[Problem description] Write the data below out exactly as it stands. Do not include the pictures.

[Items listed in a dataset]
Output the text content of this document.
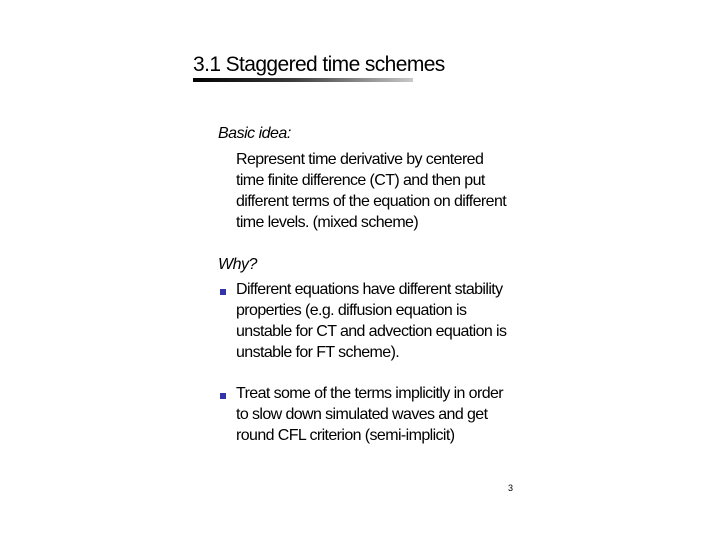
3.1 Staggered time schemes
Basic idea:
Represent time derivative by centered
time finite difference (CT) and then put
different terms of the equation on different
time levels. (mixed scheme)
Why?
Different equations have different stability
properties (e.g. diffusion equation is
unstable for CT and advection equation is
unstable for FT scheme).
Treat some of the terms implicitly in order
to slow down simulated waves and get
round CFL criterion (semi-implicit)
3
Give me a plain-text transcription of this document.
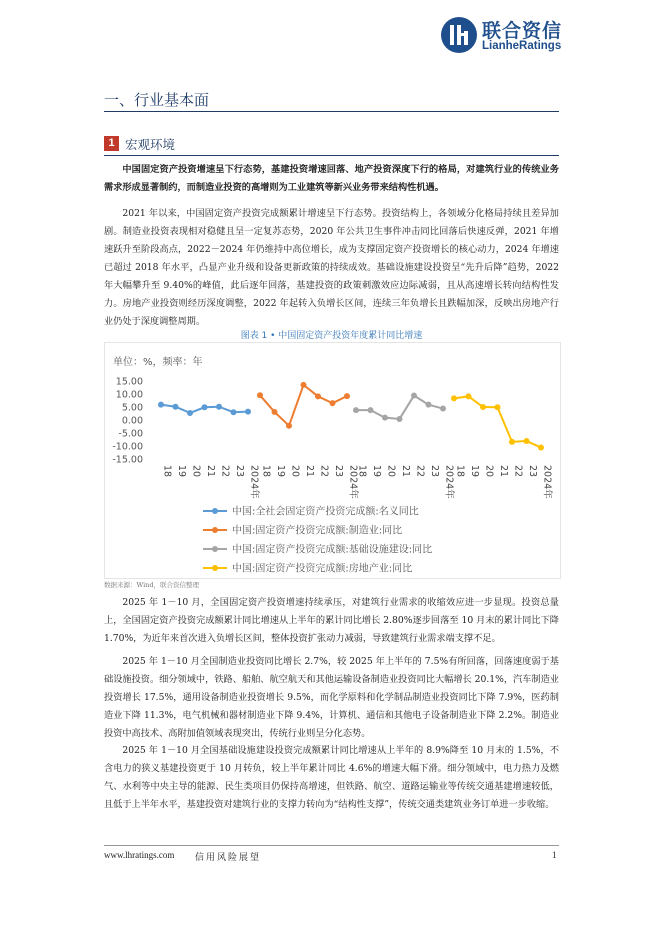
联合资信
LianheRatings
一、行业基本面
1 宏观环境

中国固定资产投资增速呈下行态势，基建投资增速回落、地产投资深度下行的格局，对建筑行业的传统业务需求形成显著制约，而制造业投资的高增则为工业建筑等新兴业务带来结构性机遇。

2021 年以来，中国固定资产投资完成额累计增速呈下行态势。投资结构上，各领域分化格局持续且差异加剧。制造业投资表现相对稳健且呈一定复苏态势，2020 年公共卫生事件冲击同比回落后快速反弹，2021 年增速跃升至阶段高点，2022－2024 年仍维持中高位增长，成为支撑固定资产投资增长的核心动力，2024 年增速已超过 2018 年水平，凸显产业升级和设备更新政策的持续成效。基础设施建设投资呈“先升后降”趋势，2022 年大幅攀升至 9.40%的峰值，此后逐年回落，基建投资的政策刺激效应边际减弱，且从高速增长转向结构性发力。房地产业投资则经历深度调整，2022 年起转入负增长区间，连续三年负增长且跌幅加深，反映出房地产行业仍处于深度调整周期。

图表 1 • 中国固定资产投资年度累计同比增速
单位：%，频率：年
15.00
10.00
5.00
0.00
-5.00
-10.00
-15.00
18 19 20 21 22 23 2024年 18 19 20 21 22 23 2024年
18 19 20 21 22 23 2024年 18 19 20 21 22 23 2024年
中国:全社会固定资产投资完成额:名义同比
中国:固定资产投资完成额:制造业:同比
中国:固定资产投资完成额:基础设施建设:同比
中国:固定资产投资完成额:房地产业:同比
数据来源：Wind，联合资信整理

2025 年 1－10 月，全国固定资产投资增速持续承压，对建筑行业需求的收缩效应进一步显现。投资总量上，全国固定资产投资完成额累计同比增速从上半年的累计同比增长 2.80%逐步回落至 10 月末的累计同比下降 1.70%，为近年来首次进入负增长区间，整体投资扩张动力减弱，导致建筑行业需求端支撑不足。

2025 年 1－10 月全国制造业投资同比增长 2.7%，较 2025 年上半年的 7.5%有所回落，回落速度弱于基础设施投资。细分领域中，铁路、船舶、航空航天和其他运输设备制造业投资同比大幅增长 20.1%，汽车制造业投资增长 17.5%，通用设备制造业投资增长 9.5%，而化学原料和化学制品制造业投资同比下降 7.9%，医药制造业下降 11.3%，电气机械和器材制造业下降 9.4%，计算机、通信和其他电子设备制造业下降 2.2%。制造业投资中高技术、高附加值领域表现突出，传统行业则呈分化态势。

2025 年 1－10 月全国基础设施建设投资完成额累计同比增速从上半年的 8.9%降至 10 月末的 1.5%，不含电力的狭义基建投资更于 10 月转负，较上半年累计同比 4.6%的增速大幅下滑。细分领域中，电力热力及燃气、水利等中央主导的能源、民生类项目仍保持高增速，但铁路、航空、道路运输业等传统交通基建增速较低，且低于上半年水平，基建投资对建筑行业的支撑力转向为“结构性支撑”，传统交通类建筑业务订单进一步收缩。

www.lhratings.com 信用风险展望	1
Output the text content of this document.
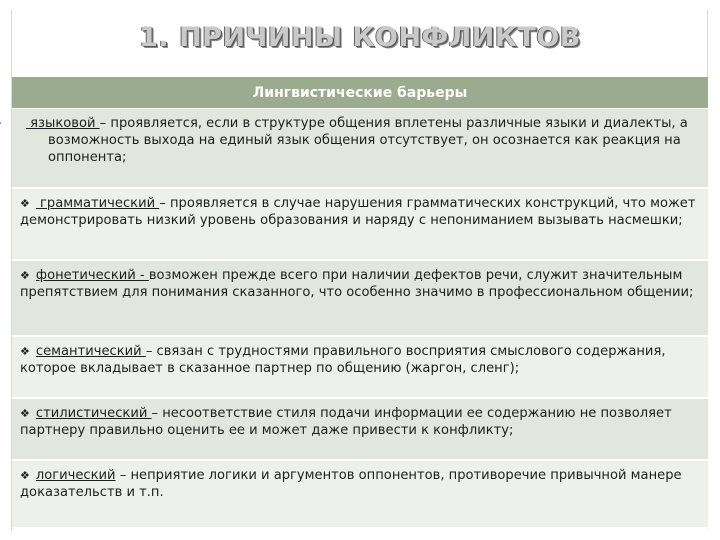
1. ПРИЧИНЫ КОНФЛИКТОВ
Лингвистические барьеры
языковой – проявляется, если в структуре общения вплетены различные языки и диалекты, а возможность выхода на единый язык общения отсутствует, он осознается как реакция на оппонента;
❖ грамматический – проявляется в случае нарушения грамматических конструкций, что может демонстрировать низкий уровень образования и наряду с непониманием вызывать насмешки;
❖ фонетический - возможен прежде всего при наличии дефектов речи, служит значительным препятствием для понимания сказанного, что особенно значимо в профессиональном общении;
❖ семантический – связан с трудностями правильного восприятия смыслового содержания, которое вкладывает в сказанное партнер по общению (жаргон, сленг);
❖ стилистический – несоответствие стиля подачи информации ее содержанию не позволяет партнеру правильно оценить ее и может даже привести к конфликту;
❖ логический – неприятие логики и аргументов оппонентов, противоречие привычной манере доказательств и т.п.
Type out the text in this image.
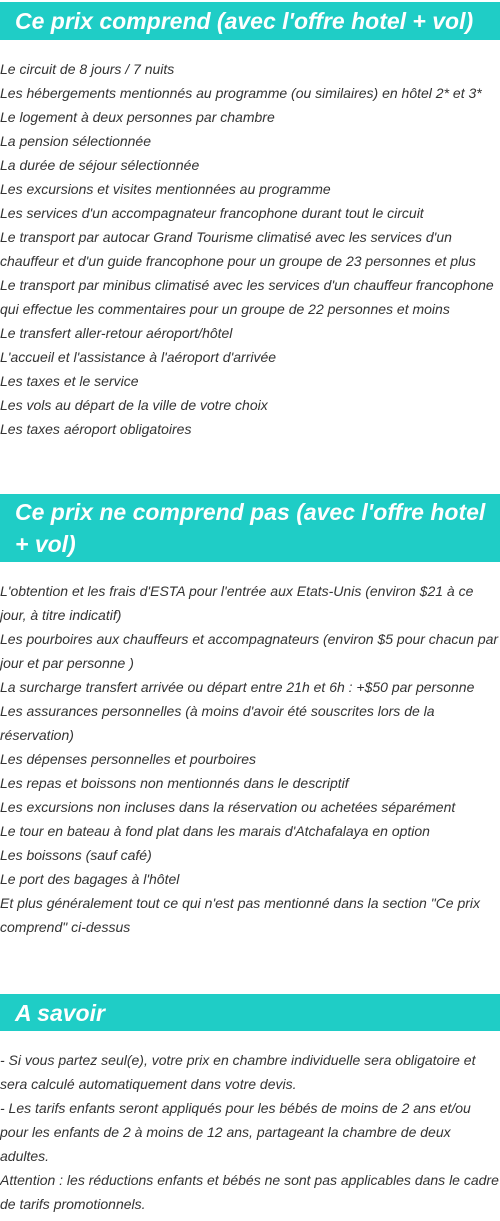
Ce prix comprend (avec l'offre hotel + vol)
Le circuit de 8 jours / 7 nuits
Les hébergements mentionnés au programme (ou similaires) en hôtel 2* et 3*
Le logement à deux personnes par chambre
La pension sélectionnée
La durée de séjour sélectionnée
Les excursions et visites mentionnées au programme
Les services d'un accompagnateur francophone durant tout le circuit
Le transport par autocar Grand Tourisme climatisé avec les services d'un chauffeur et d'un guide francophone pour un groupe de 23 personnes et plus
Le transport par minibus climatisé avec les services d'un chauffeur francophone qui effectue les commentaires pour un groupe de 22 personnes et moins
Le transfert aller-retour aéroport/hôtel
L'accueil et l'assistance à l'aéroport d'arrivée
Les taxes et le service
Les vols au départ de la ville de votre choix
Les taxes aéroport obligatoires
Ce prix ne comprend pas (avec l'offre hotel + vol)
L'obtention et les frais d'ESTA pour l'entrée aux Etats-Unis (environ $21 à ce jour, à titre indicatif)
Les pourboires aux chauffeurs et accompagnateurs (environ $5 pour chacun par jour et par personne )
La surcharge transfert arrivée ou départ entre 21h et 6h : +$50 par personne
Les assurances personnelles (à moins d'avoir été souscrites lors de la réservation)
Les dépenses personnelles et pourboires
Les repas et boissons non mentionnés dans le descriptif
Les excursions non incluses dans la réservation ou achetées séparément
Le tour en bateau à fond plat dans les marais d'Atchafalaya en option
Les boissons (sauf café)
Le port des bagages à l'hôtel
Et plus généralement tout ce qui n'est pas mentionné dans la section "Ce prix comprend" ci-dessus
A savoir
- Si vous partez seul(e), votre prix en chambre individuelle sera obligatoire et sera calculé automatiquement dans votre devis.
- Les tarifs enfants seront appliqués pour les bébés de moins de 2 ans et/ou pour les enfants de 2 à moins de 12 ans, partageant la chambre de deux adultes.
Attention : les réductions enfants et bébés ne sont pas applicables dans le cadre de tarifs promotionnels.
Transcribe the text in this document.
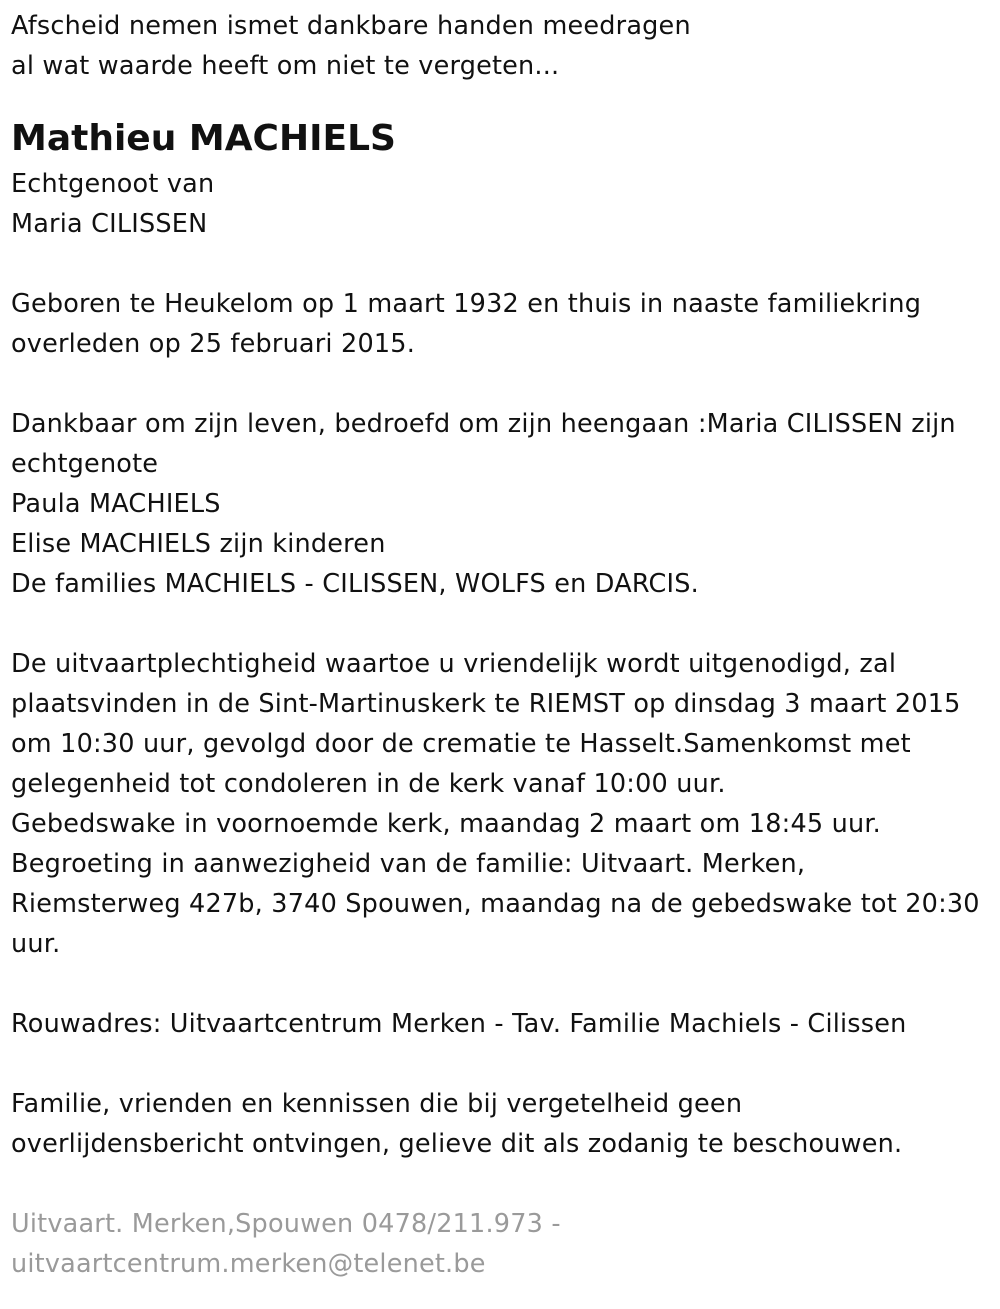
Afscheid nemen ismet dankbare handen meedragen
al wat waarde heeft om niet te vergeten...
Mathieu MACHIELS
Echtgenoot van
Maria CILISSEN
Geboren te Heukelom op 1 maart 1932 en thuis in naaste familiekring
overleden op 25 februari 2015.
Dankbaar om zijn leven, bedroefd om zijn heengaan :Maria CILISSEN zijn
echtgenote
Paula MACHIELS
Elise MACHIELS zijn kinderen
De families MACHIELS - CILISSEN, WOLFS en DARCIS.
De uitvaartplechtigheid waartoe u vriendelijk wordt uitgenodigd, zal
plaatsvinden in de Sint-Martinuskerk te RIEMST op dinsdag 3 maart 2015
om 10:30 uur, gevolgd door de crematie te Hasselt.Samenkomst met
gelegenheid tot condoleren in de kerk vanaf 10:00 uur.
Gebedswake in voornoemde kerk, maandag 2 maart om 18:45 uur.
Begroeting in aanwezigheid van de familie: Uitvaart. Merken,
Riemsterweg 427b, 3740 Spouwen, maandag na de gebedswake tot 20:30
uur.
Rouwadres: Uitvaartcentrum Merken - Tav. Familie Machiels - Cilissen
Familie, vrienden en kennissen die bij vergetelheid geen
overlijdensbericht ontvingen, gelieve dit als zodanig te beschouwen.
Uitvaart. Merken,Spouwen 0478/211.973 -
uitvaartcentrum.merken@telenet.be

[Task output]
Output the text content of this document.
3.1 Staggered time schemes
Basic idea:
Represent time derivative by centered
time finite difference (CT) and then put
different terms of the equation on different
time levels. (mixed scheme)
Why?
Different equations have different stability
properties (e.g. diffusion equation is
unstable for CT and advection equation is
unstable for FT scheme).
Treat some of the terms implicitly in order
to slow down simulated waves and get
round CFL criterion (semi-implicit)
3
Give me a plain-text transcription of this document.
联合资信
LianheRatings
一、行业基本面
1 宏观环境

中国固定资产投资增速呈下行态势，基建投资增速回落、地产投资深度下行的格局，对建筑行业的传统业务需求形成显著制约，而制造业投资的高增则为工业建筑等新兴业务带来结构性机遇。

2021 年以来，中国固定资产投资完成额累计增速呈下行态势。投资结构上，各领域分化格局持续且差异加剧。制造业投资表现相对稳健且呈一定复苏态势，2020 年公共卫生事件冲击同比回落后快速反弹，2021 年增速跃升至阶段高点，2022－2024 年仍维持中高位增长，成为支撑固定资产投资增长的核心动力，2024 年增速已超过 2018 年水平，凸显产业升级和设备更新政策的持续成效。基础设施建设投资呈“先升后降”趋势，2022 年大幅攀升至 9.40%的峰值，此后逐年回落，基建投资的政策刺激效应边际减弱，且从高速增长转向结构性发力。房地产业投资则经历深度调整，2022 年起转入负增长区间，连续三年负增长且跌幅加深，反映出房地产行业仍处于深度调整周期。

图表 1 • 中国固定资产投资年度累计同比增速
单位：%，频率：年
15.00
10.00
5.00
0.00
-5.00
-10.00
-15.00
18 19 20 21 22 23 2024年 18 19 20 21 22 23 2024年
18 19 20 21 22 23 2024年 18 19 20 21 22 23 2024年
中国:全社会固定资产投资完成额:名义同比
中国:固定资产投资完成额:制造业:同比
中国:固定资产投资完成额:基础设施建设:同比
中国:固定资产投资完成额:房地产业:同比
数据来源：Wind，联合资信整理

2025 年 1－10 月，全国固定资产投资增速持续承压，对建筑行业需求的收缩效应进一步显现。投资总量上，全国固定资产投资完成额累计同比增速从上半年的累计同比增长 2.80%逐步回落至 10 月末的累计同比下降 1.70%，为近年来首次进入负增长区间，整体投资扩张动力减弱，导致建筑行业需求端支撑不足。

2025 年 1－10 月全国制造业投资同比增长 2.7%，较 2025 年上半年的 7.5%有所回落，回落速度弱于基础设施投资。细分领域中，铁路、船舶、航空航天和其他运输设备制造业投资同比大幅增长 20.1%，汽车制造业投资增长 17.5%，通用设备制造业投资增长 9.5%，而化学原料和化学制品制造业投资同比下降 7.9%，医药制造业下降 11.3%，电气机械和器材制造业下降 9.4%，计算机、通信和其他电子设备制造业下降 2.2%。制造业投资中高技术、高附加值领域表现突出，传统行业则呈分化态势。

2025 年 1－10 月全国基础设施建设投资完成额累计同比增速从上半年的 8.9%降至 10 月末的 1.5%，不含电力的狭义基建投资更于 10 月转负，较上半年累计同比 4.6%的增速大幅下滑。细分领域中，电力热力及燃气、水利等中央主导的能源、民生类项目仍保持高增速，但铁路、航空、道路运输业等传统交通基建增速较低，且低于上半年水平，基建投资对建筑行业的支撑力转向为“结构性支撑”，传统交通类建筑业务订单进一步收缩。

www.lhratings.com 信用风险展望	1
Output the text content of this document.
1. ПРИЧИНЫ КОНФЛИКТОВ
Лингвистические барьеры
языковой – проявляется, если в структуре общения вплетены различные языки и диалекты, а возможность выхода на единый язык общения отсутствует, он осознается как реакция на оппонента;
❖ грамматический – проявляется в случае нарушения грамматических конструкций, что может демонстрировать низкий уровень образования и наряду с непониманием вызывать насмешки;
❖ фонетический - возможен прежде всего при наличии дефектов речи, служит значительным препятствием для понимания сказанного, что особенно значимо в профессиональном общении;
❖ семантический – связан с трудностями правильного восприятия смыслового содержания, которое вкладывает в сказанное партнер по общению (жаргон, сленг);
❖ стилистический – несоответствие стиля подачи информации ее содержанию не позволяет партнеру правильно оценить ее и может даже привести к конфликту;
❖ логический – неприятие логики и аргументов оппонентов, противоречие привычной манере доказательств и т.п.
Type out the text in this image.
Ce prix comprend (avec l'offre hotel + vol)
Le circuit de 8 jours / 7 nuits
Les hébergements mentionnés au programme (ou similaires) en hôtel 2* et 3*
Le logement à deux personnes par chambre
La pension sélectionnée
La durée de séjour sélectionnée
Les excursions et visites mentionnées au programme
Les services d'un accompagnateur francophone durant tout le circuit
Le transport par autocar Grand Tourisme climatisé avec les services d'un chauffeur et d'un guide francophone pour un groupe de 23 personnes et plus
Le transport par minibus climatisé avec les services d'un chauffeur francophone qui effectue les commentaires pour un groupe de 22 personnes et moins
Le transfert aller-retour aéroport/hôtel
L'accueil et l'assistance à l'aéroport d'arrivée
Les taxes et le service
Les vols au départ de la ville de votre choix
Les taxes aéroport obligatoires
Ce prix ne comprend pas (avec l'offre hotel + vol)
L'obtention et les frais d'ESTA pour l'entrée aux Etats-Unis (environ $21 à ce jour, à titre indicatif)
Les pourboires aux chauffeurs et accompagnateurs (environ $5 pour chacun par jour et par personne )
La surcharge transfert arrivée ou départ entre 21h et 6h : +$50 par personne
Les assurances personnelles (à moins d'avoir été souscrites lors de la réservation)
Les dépenses personnelles et pourboires
Les repas et boissons non mentionnés dans le descriptif
Les excursions non incluses dans la réservation ou achetées séparément
Le tour en bateau à fond plat dans les marais d'Atchafalaya en option
Les boissons (sauf café)
Le port des bagages à l'hôtel
Et plus généralement tout ce qui n'est pas mentionné dans la section "Ce prix comprend" ci-dessus
A savoir
- Si vous partez seul(e), votre prix en chambre individuelle sera obligatoire et sera calculé automatiquement dans votre devis.
- Les tarifs enfants seront appliqués pour les bébés de moins de 2 ans et/ou pour les enfants de 2 à moins de 12 ans, partageant la chambre de deux adultes.
Attention : les réductions enfants et bébés ne sont pas applicables dans le cadre de tarifs promotionnels.
Transcribe the text in this document.
Afscheid nemen ismet dankbare handen meedragen
al wat waarde heeft om niet te vergeten...
Mathieu MACHIELS
Echtgenoot van
Maria CILISSEN
Geboren te Heukelom op 1 maart 1932 en thuis in naaste familiekring
overleden op 25 februari 2015.
Dankbaar om zijn leven, bedroefd om zijn heengaan :Maria CILISSEN zijn
echtgenote
Paula MACHIELS
Elise MACHIELS zijn kinderen
De families MACHIELS - CILISSEN, WOLFS en DARCIS.
De uitvaartplechtigheid waartoe u vriendelijk wordt uitgenodigd, zal
plaatsvinden in de Sint-Martinuskerk te RIEMST op dinsdag 3 maart 2015
om 10:30 uur, gevolgd door de crematie te Hasselt.Samenkomst met
gelegenheid tot condoleren in de kerk vanaf 10:00 uur.
Gebedswake in voornoemde kerk, maandag 2 maart om 18:45 uur.
Begroeting in aanwezigheid van de familie: Uitvaart. Merken,
Riemsterweg 427b, 3740 Spouwen, maandag na de gebedswake tot 20:30
uur.
Rouwadres: Uitvaartcentrum Merken - Tav. Familie Machiels - Cilissen
Familie, vrienden en kennissen die bij vergetelheid geen
overlijdensbericht ontvingen, gelieve dit als zodanig te beschouwen.
Uitvaart. Merken,Spouwen 0478/211.973 -
uitvaartcentrum.merken@telenet.be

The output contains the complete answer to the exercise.